Task material —
# # # #

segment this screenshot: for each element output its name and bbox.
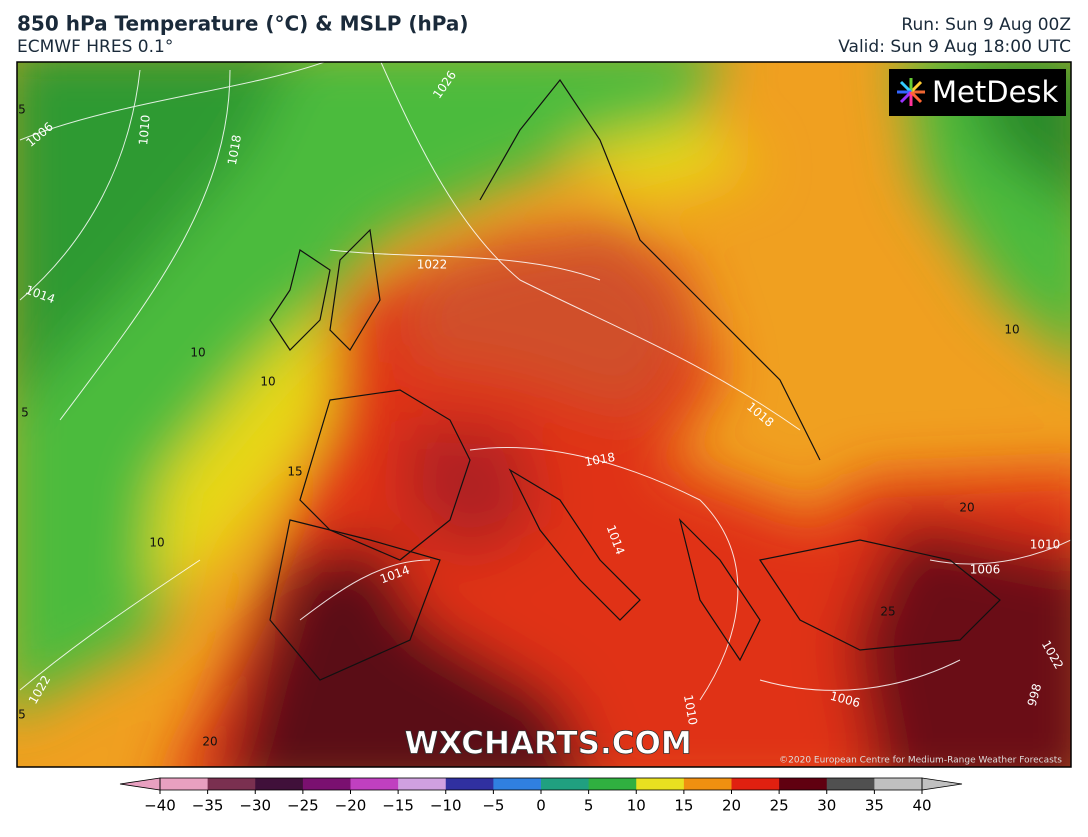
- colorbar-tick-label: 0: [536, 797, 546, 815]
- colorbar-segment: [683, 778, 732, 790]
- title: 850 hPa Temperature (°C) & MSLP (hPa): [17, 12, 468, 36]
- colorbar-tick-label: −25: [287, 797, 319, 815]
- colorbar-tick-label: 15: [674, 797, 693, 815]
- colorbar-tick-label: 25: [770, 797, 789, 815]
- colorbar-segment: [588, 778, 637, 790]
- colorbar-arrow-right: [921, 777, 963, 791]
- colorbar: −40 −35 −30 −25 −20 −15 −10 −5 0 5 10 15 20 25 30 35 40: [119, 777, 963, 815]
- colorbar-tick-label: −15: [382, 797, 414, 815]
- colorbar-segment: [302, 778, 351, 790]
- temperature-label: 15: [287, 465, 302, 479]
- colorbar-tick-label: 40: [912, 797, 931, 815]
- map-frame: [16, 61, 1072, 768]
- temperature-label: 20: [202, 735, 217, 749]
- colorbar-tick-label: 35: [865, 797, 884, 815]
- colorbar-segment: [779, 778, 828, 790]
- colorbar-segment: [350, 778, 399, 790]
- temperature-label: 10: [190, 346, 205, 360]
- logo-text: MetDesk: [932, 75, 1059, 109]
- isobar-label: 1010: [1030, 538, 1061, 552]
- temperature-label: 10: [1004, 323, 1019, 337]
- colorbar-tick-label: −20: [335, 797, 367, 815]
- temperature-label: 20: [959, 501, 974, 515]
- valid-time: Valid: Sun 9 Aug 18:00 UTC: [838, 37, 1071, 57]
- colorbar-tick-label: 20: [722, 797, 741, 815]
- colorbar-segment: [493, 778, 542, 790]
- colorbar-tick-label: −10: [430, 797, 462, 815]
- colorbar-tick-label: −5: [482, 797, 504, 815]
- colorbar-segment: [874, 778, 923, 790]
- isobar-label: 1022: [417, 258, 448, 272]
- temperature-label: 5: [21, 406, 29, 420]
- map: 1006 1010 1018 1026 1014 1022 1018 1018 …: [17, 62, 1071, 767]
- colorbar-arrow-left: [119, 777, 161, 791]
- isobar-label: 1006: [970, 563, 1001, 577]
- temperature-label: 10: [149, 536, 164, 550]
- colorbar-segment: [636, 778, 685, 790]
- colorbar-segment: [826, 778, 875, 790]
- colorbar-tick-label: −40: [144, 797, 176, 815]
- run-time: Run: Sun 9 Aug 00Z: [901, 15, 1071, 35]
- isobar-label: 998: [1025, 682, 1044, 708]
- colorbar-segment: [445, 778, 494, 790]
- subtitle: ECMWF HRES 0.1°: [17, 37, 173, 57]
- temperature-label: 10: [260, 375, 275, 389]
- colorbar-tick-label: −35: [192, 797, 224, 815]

# # # #

To be done —
Convert each line of the data above into a numbered list item, skipping any blank lines, and leave the picture placeholders out of the list.

The solution —
1. segment this screenshot: for each element output its name and bbox.
2. - colorbar-tick-label: 0: [536, 797, 546, 815]
3. - colorbar-segment: [683, 778, 732, 790]
4. - title: 850 hPa Temperature (°C) & MSLP (hPa): [17, 12, 468, 36]
5. - colorbar-tick-label: −25: [287, 797, 319, 815]
6. - colorbar-tick-label: 15: [674, 797, 693, 815]
7. - colorbar-tick-label: 25: [770, 797, 789, 815]
8. - colorbar-segment: [588, 778, 637, 790]
9. - colorbar-arrow-right: [921, 777, 963, 791]
10. - colorbar: −40 −35 −30 −25 −20 −15 −10 −5 0 5 10 15 20 25 30 35 40: [119, 777, 963, 815]
11. - colorbar-tick-label: −15: [382, 797, 414, 815]
12. - colorbar-segment: [302, 778, 351, 790]
13. - temperature-label: 15: [287, 465, 302, 479]
14. - colorbar-tick-label: 40: [912, 797, 931, 815]
15. - map-frame: [16, 61, 1072, 768]
16. - temperature-label: 20: [202, 735, 217, 749]
17. - colorbar-tick-label: 35: [865, 797, 884, 815]
18. - colorbar-segment: [779, 778, 828, 790]
19. - colorbar-segment: [350, 778, 399, 790]
20. - temperature-label: 10: [190, 346, 205, 360]
21. - logo-text: MetDesk: [932, 75, 1059, 109]
22. - isobar-label: 1010: [1030, 538, 1061, 552]
23. - temperature-label: 10: [1004, 323, 1019, 337]
24. - colorbar-tick-label: −20: [335, 797, 367, 815]
25. - temperature-label: 20: [959, 501, 974, 515]
26. - valid-time: Valid: Sun 9 Aug 18:00 UTC: [838, 37, 1071, 57]
27. - colorbar-tick-label: 20: [722, 797, 741, 815]
28. - colorbar-segment: [493, 778, 542, 790]
29. - colorbar-tick-label: −10: [430, 797, 462, 815]
30. - colorbar-tick-label: −5: [482, 797, 504, 815]
31. - colorbar-segment: [874, 778, 923, 790]
32. - isobar-label: 1022: [417, 258, 448, 272]
33. - temperature-label: 5: [21, 406, 29, 420]
34. - map: 1006 1010 1018 1026 1014 1022 1018 1018 …: [17, 62, 1071, 767]
35. - colorbar-arrow-left: [119, 777, 161, 791]
36. - isobar-label: 1006: [970, 563, 1001, 577]
37. - temperature-label: 10: [149, 536, 164, 550]
38. - colorbar-segment: [636, 778, 685, 790]
39. - colorbar-segment: [826, 778, 875, 790]
40. - colorbar-tick-label: −40: [144, 797, 176, 815]
41. - run-time: Run: Sun 9 Aug 00Z: [901, 15, 1071, 35]
42. - isobar-label: 998: [1025, 682, 1044, 708]
43. - colorbar-segment: [445, 778, 494, 790]
44. - subtitle: ECMWF HRES 0.1°: [17, 37, 173, 57]
45. - temperature-label: 10: [260, 375, 275, 389]
46. - colorbar-tick-label: −35: [192, 797, 224, 815]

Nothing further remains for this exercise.